◆ DIRECTIONS FOR THIS TASK: Return all lines in the material below that contain "object".

◆ Recorded data:
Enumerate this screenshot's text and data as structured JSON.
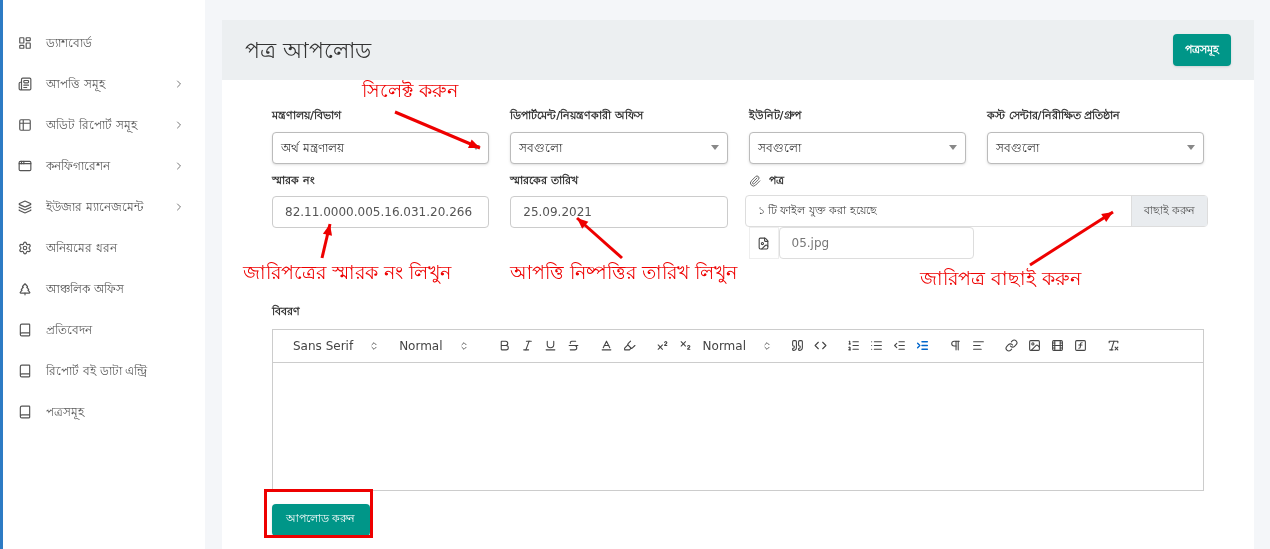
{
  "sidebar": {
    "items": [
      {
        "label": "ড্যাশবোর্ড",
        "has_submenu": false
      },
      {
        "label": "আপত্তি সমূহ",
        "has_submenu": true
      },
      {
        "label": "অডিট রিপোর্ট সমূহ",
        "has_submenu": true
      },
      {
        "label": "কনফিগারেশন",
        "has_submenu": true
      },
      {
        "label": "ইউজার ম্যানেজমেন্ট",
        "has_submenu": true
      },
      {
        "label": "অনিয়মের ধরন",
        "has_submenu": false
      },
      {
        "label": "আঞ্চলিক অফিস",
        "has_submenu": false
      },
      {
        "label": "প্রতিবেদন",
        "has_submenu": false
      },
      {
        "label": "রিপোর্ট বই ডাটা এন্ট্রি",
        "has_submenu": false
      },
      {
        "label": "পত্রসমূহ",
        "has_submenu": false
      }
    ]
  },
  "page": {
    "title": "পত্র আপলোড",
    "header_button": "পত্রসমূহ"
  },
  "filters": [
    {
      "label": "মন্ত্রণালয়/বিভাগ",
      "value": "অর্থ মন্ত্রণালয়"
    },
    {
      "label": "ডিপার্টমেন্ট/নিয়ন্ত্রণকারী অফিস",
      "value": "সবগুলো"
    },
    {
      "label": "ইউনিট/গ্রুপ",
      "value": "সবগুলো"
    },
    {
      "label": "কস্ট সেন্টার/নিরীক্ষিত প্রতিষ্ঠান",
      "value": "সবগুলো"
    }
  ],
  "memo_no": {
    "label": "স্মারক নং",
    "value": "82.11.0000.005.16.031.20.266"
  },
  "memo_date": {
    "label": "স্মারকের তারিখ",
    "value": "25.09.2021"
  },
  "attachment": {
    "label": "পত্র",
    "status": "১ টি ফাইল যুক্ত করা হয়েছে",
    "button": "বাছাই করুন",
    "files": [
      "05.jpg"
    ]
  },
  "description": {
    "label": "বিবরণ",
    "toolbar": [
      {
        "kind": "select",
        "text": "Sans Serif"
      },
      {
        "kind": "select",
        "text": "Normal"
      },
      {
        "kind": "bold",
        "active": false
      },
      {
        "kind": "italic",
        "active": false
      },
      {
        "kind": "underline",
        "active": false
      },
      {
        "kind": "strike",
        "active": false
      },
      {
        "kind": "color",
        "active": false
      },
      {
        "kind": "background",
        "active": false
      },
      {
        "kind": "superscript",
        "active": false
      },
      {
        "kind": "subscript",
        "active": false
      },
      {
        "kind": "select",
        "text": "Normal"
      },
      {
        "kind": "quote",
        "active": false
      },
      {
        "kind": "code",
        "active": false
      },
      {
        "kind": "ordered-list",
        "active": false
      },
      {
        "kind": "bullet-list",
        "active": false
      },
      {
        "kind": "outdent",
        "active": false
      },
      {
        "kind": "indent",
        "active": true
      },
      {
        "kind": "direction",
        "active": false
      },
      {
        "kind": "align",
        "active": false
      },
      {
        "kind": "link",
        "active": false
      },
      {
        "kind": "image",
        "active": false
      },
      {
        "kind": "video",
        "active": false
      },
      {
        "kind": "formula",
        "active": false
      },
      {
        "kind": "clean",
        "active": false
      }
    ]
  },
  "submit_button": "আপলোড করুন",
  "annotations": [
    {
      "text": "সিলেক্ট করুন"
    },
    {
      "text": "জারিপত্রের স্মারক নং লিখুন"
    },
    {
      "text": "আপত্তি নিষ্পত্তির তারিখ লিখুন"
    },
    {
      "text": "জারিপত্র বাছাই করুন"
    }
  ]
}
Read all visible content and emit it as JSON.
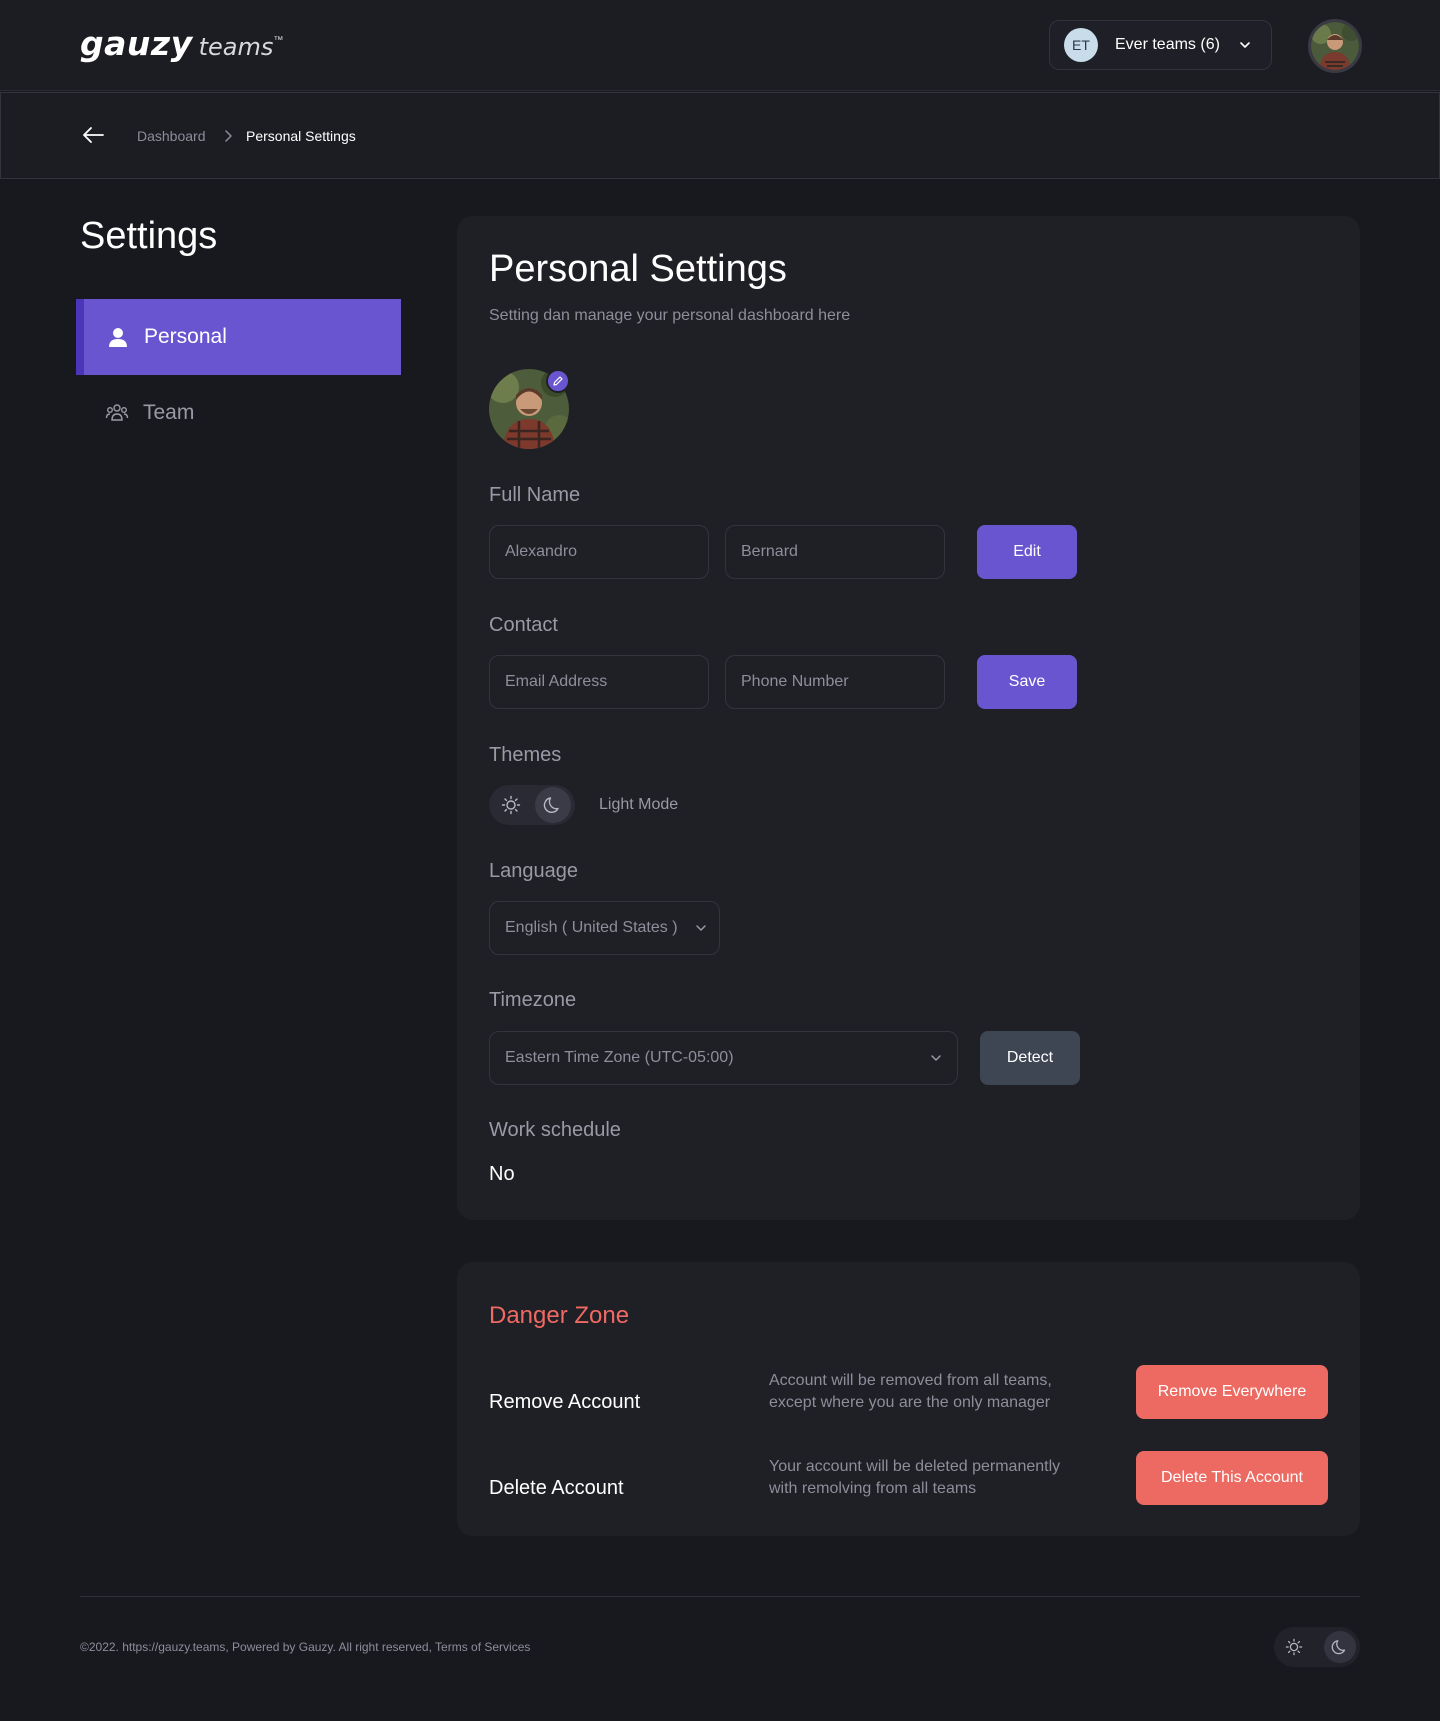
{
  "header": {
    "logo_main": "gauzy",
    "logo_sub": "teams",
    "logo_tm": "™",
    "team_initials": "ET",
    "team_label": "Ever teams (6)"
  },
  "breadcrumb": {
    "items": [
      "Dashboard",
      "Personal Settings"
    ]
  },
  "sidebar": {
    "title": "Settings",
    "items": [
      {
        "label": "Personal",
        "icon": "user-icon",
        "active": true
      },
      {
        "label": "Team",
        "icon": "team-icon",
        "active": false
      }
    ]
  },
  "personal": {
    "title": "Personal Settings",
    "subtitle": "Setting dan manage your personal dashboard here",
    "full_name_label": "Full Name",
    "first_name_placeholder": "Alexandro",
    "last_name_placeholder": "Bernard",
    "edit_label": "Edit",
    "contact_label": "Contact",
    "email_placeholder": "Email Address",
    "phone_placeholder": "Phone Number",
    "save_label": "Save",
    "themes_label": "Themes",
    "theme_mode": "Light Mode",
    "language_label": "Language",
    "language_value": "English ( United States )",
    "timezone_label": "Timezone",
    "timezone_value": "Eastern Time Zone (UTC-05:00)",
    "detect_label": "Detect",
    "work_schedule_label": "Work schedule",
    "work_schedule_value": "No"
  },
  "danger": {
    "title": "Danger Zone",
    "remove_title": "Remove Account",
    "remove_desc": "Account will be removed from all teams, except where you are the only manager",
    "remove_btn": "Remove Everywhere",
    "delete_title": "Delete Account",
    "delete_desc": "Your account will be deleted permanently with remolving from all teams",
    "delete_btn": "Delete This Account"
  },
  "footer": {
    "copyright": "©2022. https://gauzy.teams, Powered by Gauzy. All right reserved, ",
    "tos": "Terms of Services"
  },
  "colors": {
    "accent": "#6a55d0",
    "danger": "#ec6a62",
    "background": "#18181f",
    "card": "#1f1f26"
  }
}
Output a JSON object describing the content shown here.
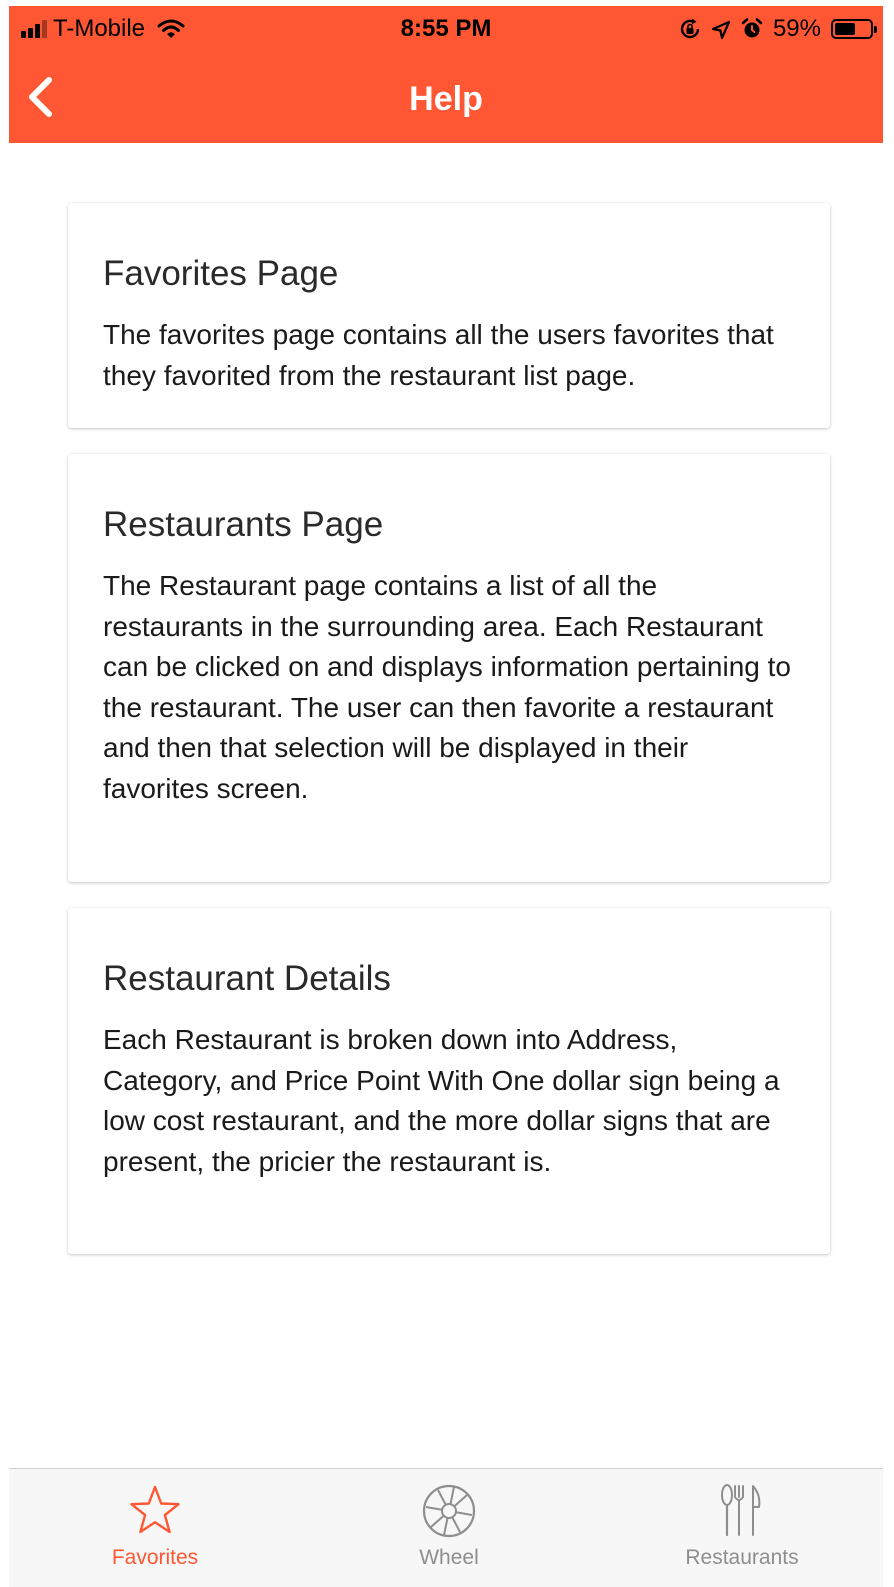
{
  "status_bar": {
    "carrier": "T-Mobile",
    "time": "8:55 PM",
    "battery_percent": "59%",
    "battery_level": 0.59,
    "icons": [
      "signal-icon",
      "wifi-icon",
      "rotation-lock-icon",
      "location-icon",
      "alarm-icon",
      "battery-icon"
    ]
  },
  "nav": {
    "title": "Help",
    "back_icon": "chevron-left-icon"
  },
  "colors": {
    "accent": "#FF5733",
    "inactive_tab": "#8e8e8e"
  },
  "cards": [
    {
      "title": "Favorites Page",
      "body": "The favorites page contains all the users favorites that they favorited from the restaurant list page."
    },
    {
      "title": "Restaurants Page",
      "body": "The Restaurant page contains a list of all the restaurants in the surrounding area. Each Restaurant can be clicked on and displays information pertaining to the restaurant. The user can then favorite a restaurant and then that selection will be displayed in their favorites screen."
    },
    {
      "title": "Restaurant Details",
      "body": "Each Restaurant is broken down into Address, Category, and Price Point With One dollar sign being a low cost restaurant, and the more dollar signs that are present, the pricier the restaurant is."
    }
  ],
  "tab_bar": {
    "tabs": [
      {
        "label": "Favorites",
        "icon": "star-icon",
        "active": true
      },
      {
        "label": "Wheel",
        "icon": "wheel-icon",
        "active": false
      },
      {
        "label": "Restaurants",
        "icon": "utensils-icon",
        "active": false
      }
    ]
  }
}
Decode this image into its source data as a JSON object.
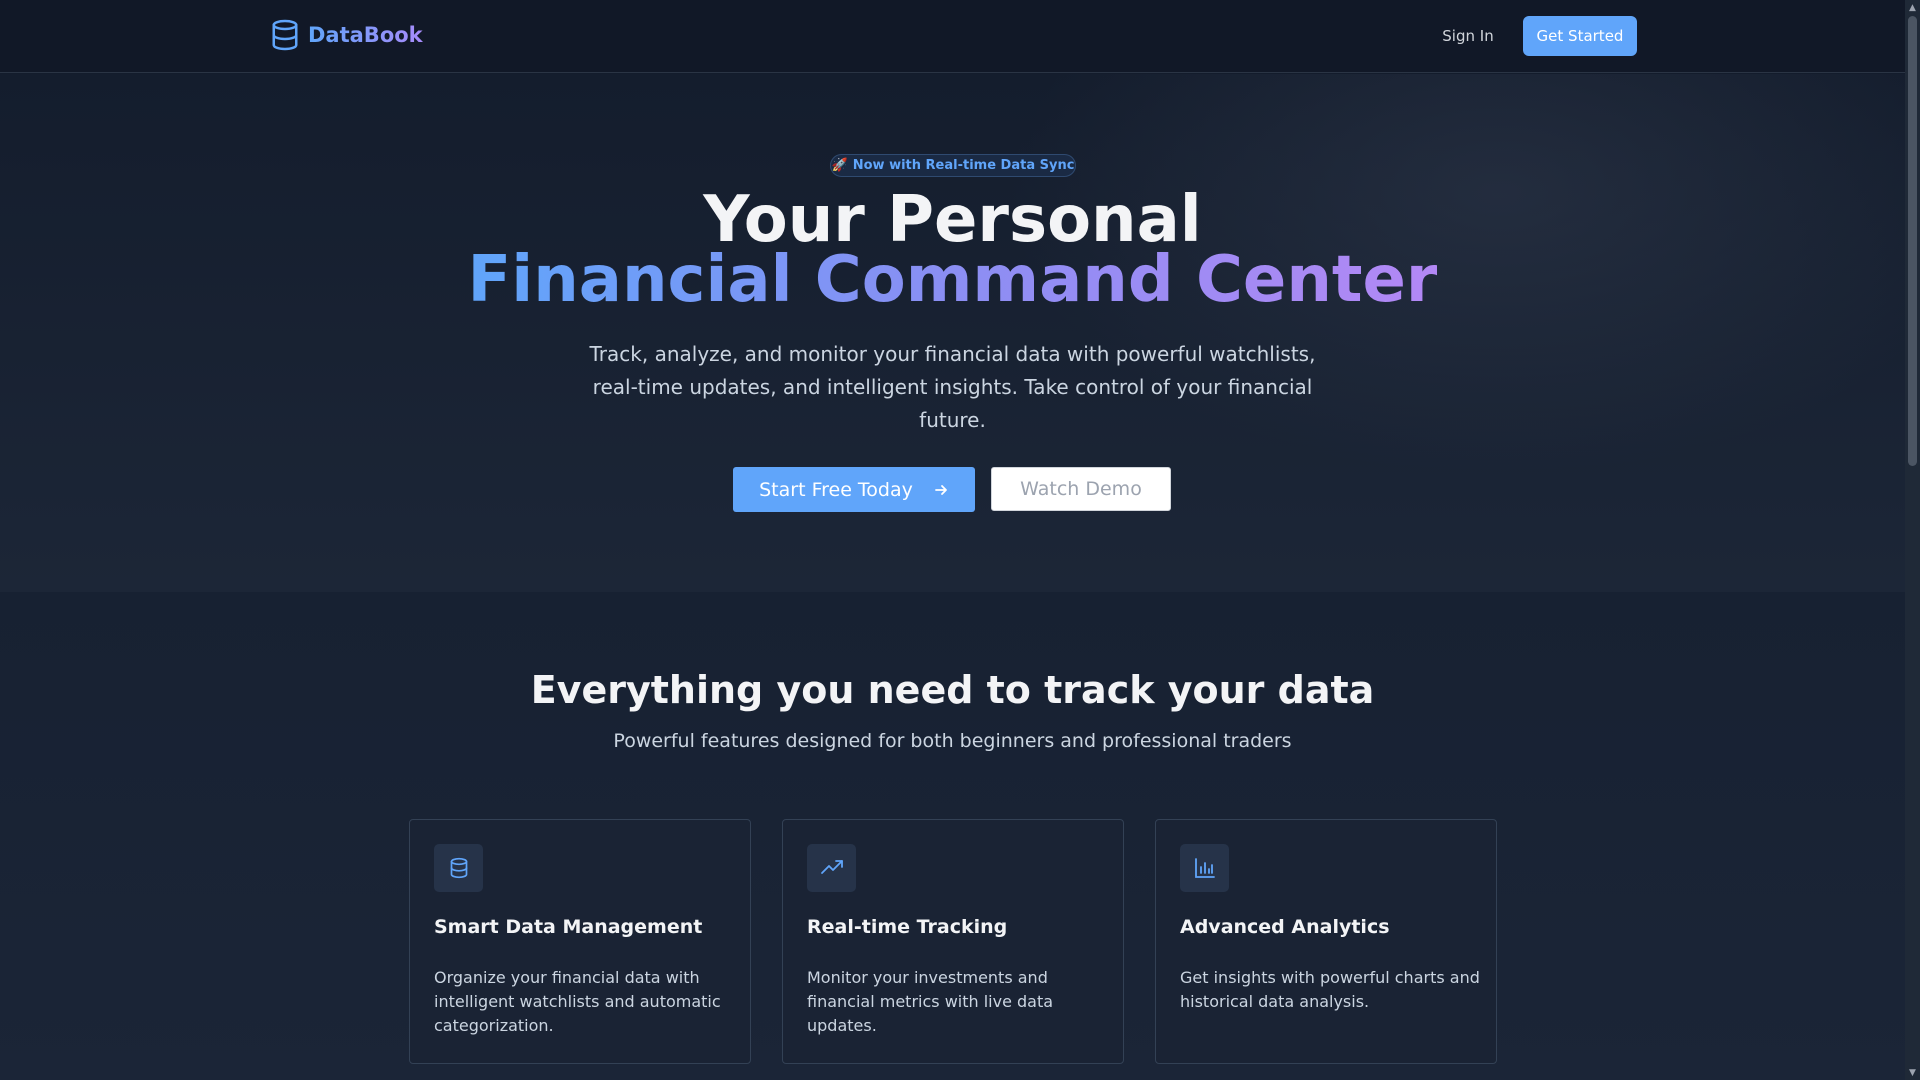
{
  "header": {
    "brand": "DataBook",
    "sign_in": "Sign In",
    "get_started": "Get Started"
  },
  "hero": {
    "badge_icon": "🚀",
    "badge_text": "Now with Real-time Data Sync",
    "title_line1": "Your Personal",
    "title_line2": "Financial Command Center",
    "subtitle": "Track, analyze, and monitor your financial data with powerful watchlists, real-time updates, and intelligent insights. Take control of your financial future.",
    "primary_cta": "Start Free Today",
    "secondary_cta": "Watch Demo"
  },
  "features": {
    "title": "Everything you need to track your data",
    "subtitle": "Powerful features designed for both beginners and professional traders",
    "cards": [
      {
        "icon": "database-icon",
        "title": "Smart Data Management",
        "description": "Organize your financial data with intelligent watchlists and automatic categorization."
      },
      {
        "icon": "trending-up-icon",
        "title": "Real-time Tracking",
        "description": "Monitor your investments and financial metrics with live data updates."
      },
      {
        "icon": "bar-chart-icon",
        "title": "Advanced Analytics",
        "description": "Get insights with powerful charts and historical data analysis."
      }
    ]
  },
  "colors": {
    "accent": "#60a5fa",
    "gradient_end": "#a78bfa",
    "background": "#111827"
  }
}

◆ FULL RESPONSE:
Output a JSON object describing the content shown here.
Decode this image into its source data as a JSON object.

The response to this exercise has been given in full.